++++ PROVIDED INFORMATION

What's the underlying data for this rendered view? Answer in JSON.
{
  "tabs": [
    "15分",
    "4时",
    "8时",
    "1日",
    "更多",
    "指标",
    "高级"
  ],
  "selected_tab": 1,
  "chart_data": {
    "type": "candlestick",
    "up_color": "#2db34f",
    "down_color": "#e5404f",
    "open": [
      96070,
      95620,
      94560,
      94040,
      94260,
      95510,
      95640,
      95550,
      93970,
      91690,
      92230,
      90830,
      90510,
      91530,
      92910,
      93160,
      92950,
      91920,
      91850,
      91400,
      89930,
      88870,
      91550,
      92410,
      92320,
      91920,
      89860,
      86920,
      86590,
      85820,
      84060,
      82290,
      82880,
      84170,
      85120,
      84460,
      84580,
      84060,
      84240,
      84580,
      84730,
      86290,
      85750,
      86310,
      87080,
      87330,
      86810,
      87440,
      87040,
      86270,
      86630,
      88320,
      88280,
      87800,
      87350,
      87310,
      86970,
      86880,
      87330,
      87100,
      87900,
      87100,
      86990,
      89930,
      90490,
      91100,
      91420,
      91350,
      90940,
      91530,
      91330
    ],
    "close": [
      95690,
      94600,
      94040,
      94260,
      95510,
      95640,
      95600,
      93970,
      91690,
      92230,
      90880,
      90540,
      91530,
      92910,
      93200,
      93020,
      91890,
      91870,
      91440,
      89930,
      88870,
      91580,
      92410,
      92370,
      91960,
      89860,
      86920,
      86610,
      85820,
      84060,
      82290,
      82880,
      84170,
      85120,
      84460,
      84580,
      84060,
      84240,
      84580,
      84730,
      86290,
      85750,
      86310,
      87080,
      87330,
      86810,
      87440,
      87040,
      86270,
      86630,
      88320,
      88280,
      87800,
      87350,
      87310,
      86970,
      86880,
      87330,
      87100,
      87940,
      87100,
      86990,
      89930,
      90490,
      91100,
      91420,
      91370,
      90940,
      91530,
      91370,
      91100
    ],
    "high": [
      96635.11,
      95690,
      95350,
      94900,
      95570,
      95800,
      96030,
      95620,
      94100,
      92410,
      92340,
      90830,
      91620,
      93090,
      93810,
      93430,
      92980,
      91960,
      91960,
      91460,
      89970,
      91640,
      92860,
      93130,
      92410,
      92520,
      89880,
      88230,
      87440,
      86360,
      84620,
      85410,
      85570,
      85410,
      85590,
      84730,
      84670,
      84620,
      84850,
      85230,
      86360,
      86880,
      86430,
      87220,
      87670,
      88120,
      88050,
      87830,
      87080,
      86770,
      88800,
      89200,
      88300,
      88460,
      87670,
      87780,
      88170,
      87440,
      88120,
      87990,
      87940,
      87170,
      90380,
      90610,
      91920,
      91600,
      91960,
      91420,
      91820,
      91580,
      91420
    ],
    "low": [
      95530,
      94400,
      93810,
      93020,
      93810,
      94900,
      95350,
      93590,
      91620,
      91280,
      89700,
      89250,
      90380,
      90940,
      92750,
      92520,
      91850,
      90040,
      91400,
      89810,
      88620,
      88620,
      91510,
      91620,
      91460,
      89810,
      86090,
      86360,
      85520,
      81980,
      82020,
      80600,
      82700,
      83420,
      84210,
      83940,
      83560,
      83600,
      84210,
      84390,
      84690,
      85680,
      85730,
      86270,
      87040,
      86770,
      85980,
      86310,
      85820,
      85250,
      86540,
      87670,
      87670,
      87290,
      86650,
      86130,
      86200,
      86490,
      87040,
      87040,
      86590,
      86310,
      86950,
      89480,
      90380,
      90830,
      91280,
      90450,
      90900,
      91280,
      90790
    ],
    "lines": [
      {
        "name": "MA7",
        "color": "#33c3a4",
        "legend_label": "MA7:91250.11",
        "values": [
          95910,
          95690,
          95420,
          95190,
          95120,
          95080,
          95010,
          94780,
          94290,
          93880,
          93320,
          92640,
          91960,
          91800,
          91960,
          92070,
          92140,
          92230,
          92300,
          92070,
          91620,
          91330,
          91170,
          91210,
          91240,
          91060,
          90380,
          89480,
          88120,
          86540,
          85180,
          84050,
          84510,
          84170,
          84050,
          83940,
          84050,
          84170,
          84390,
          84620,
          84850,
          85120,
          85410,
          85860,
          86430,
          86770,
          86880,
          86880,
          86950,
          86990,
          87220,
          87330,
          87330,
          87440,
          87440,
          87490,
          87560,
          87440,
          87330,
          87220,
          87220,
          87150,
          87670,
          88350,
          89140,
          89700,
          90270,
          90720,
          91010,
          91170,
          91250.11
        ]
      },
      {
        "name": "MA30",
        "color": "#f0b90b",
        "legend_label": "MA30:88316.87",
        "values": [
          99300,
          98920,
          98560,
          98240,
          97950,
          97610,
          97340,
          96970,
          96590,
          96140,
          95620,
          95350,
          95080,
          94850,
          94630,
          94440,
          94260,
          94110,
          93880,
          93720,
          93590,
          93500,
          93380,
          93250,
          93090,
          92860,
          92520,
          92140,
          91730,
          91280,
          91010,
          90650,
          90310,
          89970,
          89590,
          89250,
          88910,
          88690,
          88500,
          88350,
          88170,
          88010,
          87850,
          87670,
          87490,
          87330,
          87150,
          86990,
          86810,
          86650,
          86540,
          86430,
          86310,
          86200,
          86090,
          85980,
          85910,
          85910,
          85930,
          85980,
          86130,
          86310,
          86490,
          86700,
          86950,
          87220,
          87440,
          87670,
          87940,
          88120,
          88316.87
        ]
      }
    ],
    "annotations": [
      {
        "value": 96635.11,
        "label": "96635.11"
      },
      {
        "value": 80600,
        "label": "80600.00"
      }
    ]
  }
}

++++++++

**CHALLENGE**
Please quote the data above in full, with no line missing.

**EXERCISE RESPONSE**
What's the underlying data for this rendered view? Answer in JSON.
{
  "tabs": [
    "15分",
    "4时",
    "8时",
    "1日",
    "更多",
    "指标",
    "高级"
  ],
  "selected_tab": 1,
  "chart_data": {
    "type": "candlestick",
    "up_color": "#2db34f",
    "down_color": "#e5404f",
    "open": [
      96070,
      95620,
      94560,
      94040,
      94260,
      95510,
      95640,
      95550,
      93970,
      91690,
      92230,
      90830,
      90510,
      91530,
      92910,
      93160,
      92950,
      91920,
      91850,
      91400,
      89930,
      88870,
      91550,
      92410,
      92320,
      91920,
      89860,
      86920,
      86590,
      85820,
      84060,
      82290,
      82880,
      84170,
      85120,
      84460,
      84580,
      84060,
      84240,
      84580,
      84730,
      86290,
      85750,
      86310,
      87080,
      87330,
      86810,
      87440,
      87040,
      86270,
      86630,
      88320,
      88280,
      87800,
      87350,
      87310,
      86970,
      86880,
      87330,
      87100,
      87900,
      87100,
      86990,
      89930,
      90490,
      91100,
      91420,
      91350,
      90940,
      91530,
      91330
    ],
    "close": [
      95690,
      94600,
      94040,
      94260,
      95510,
      95640,
      95600,
      93970,
      91690,
      92230,
      90880,
      90540,
      91530,
      92910,
      93200,
      93020,
      91890,
      91870,
      91440,
      89930,
      88870,
      91580,
      92410,
      92370,
      91960,
      89860,
      86920,
      86610,
      85820,
      84060,
      82290,
      82880,
      84170,
      85120,
      84460,
      84580,
      84060,
      84240,
      84580,
      84730,
      86290,
      85750,
      86310,
      87080,
      87330,
      86810,
      87440,
      87040,
      86270,
      86630,
      88320,
      88280,
      87800,
      87350,
      87310,
      86970,
      86880,
      87330,
      87100,
      87940,
      87100,
      86990,
      89930,
      90490,
      91100,
      91420,
      91370,
      90940,
      91530,
      91370,
      91100
    ],
    "high": [
      96635.11,
      95690,
      95350,
      94900,
      95570,
      95800,
      96030,
      95620,
      94100,
      92410,
      92340,
      90830,
      91620,
      93090,
      93810,
      93430,
      92980,
      91960,
      91960,
      91460,
      89970,
      91640,
      92860,
      93130,
      92410,
      92520,
      89880,
      88230,
      87440,
      86360,
      84620,
      85410,
      85570,
      85410,
      85590,
      84730,
      84670,
      84620,
      84850,
      85230,
      86360,
      86880,
      86430,
      87220,
      87670,
      88120,
      88050,
      87830,
      87080,
      86770,
      88800,
      89200,
      88300,
      88460,
      87670,
      87780,
      88170,
      87440,
      88120,
      87990,
      87940,
      87170,
      90380,
      90610,
      91920,
      91600,
      91960,
      91420,
      91820,
      91580,
      91420
    ],
    "low": [
      95530,
      94400,
      93810,
      93020,
      93810,
      94900,
      95350,
      93590,
      91620,
      91280,
      89700,
      89250,
      90380,
      90940,
      92750,
      92520,
      91850,
      90040,
      91400,
      89810,
      88620,
      88620,
      91510,
      91620,
      91460,
      89810,
      86090,
      86360,
      85520,
      81980,
      82020,
      80600,
      82700,
      83420,
      84210,
      83940,
      83560,
      83600,
      84210,
      84390,
      84690,
      85680,
      85730,
      86270,
      87040,
      86770,
      85980,
      86310,
      85820,
      85250,
      86540,
      87670,
      87670,
      87290,
      86650,
      86130,
      86200,
      86490,
      87040,
      87040,
      86590,
      86310,
      86950,
      89480,
      90380,
      90830,
      91280,
      90450,
      90900,
      91280,
      90790
    ],
    "lines": [
      {
        "name": "MA7",
        "color": "#33c3a4",
        "legend_label": "MA7:91250.11",
        "values": [
          95910,
          95690,
          95420,
          95190,
          95120,
          95080,
          95010,
          94780,
          94290,
          93880,
          93320,
          92640,
          91960,
          91800,
          91960,
          92070,
          92140,
          92230,
          92300,
          92070,
          91620,
          91330,
          91170,
          91210,
          91240,
          91060,
          90380,
          89480,
          88120,
          86540,
          85180,
          84050,
          84510,
          84170,
          84050,
          83940,
          84050,
          84170,
          84390,
          84620,
          84850,
          85120,
          85410,
          85860,
          86430,
          86770,
          86880,
          86880,
          86950,
          86990,
          87220,
          87330,
          87330,
          87440,
          87440,
          87490,
          87560,
          87440,
          87330,
          87220,
          87220,
          87150,
          87670,
          88350,
          89140,
          89700,
          90270,
          90720,
          91010,
          91170,
          91250.11
        ]
      },
      {
        "name": "MA30",
        "color": "#f0b90b",
        "legend_label": "MA30:88316.87",
        "values": [
          99300,
          98920,
          98560,
          98240,
          97950,
          97610,
          97340,
          96970,
          96590,
          96140,
          95620,
          95350,
          95080,
          94850,
          94630,
          94440,
          94260,
          94110,
          93880,
          93720,
          93590,
          93500,
          93380,
          93250,
          93090,
          92860,
          92520,
          92140,
          91730,
          91280,
          91010,
          90650,
          90310,
          89970,
          89590,
          89250,
          88910,
          88690,
          88500,
          88350,
          88170,
          88010,
          87850,
          87670,
          87490,
          87330,
          87150,
          86990,
          86810,
          86650,
          86540,
          86430,
          86310,
          86200,
          86090,
          85980,
          85910,
          85910,
          85930,
          85980,
          86130,
          86310,
          86490,
          86700,
          86950,
          87220,
          87440,
          87670,
          87940,
          88120,
          88316.87
        ]
      }
    ],
    "annotations": [
      {
        "value": 96635.11,
        "label": "96635.11"
      },
      {
        "value": 80600,
        "label": "80600.00"
      }
    ]
  }
}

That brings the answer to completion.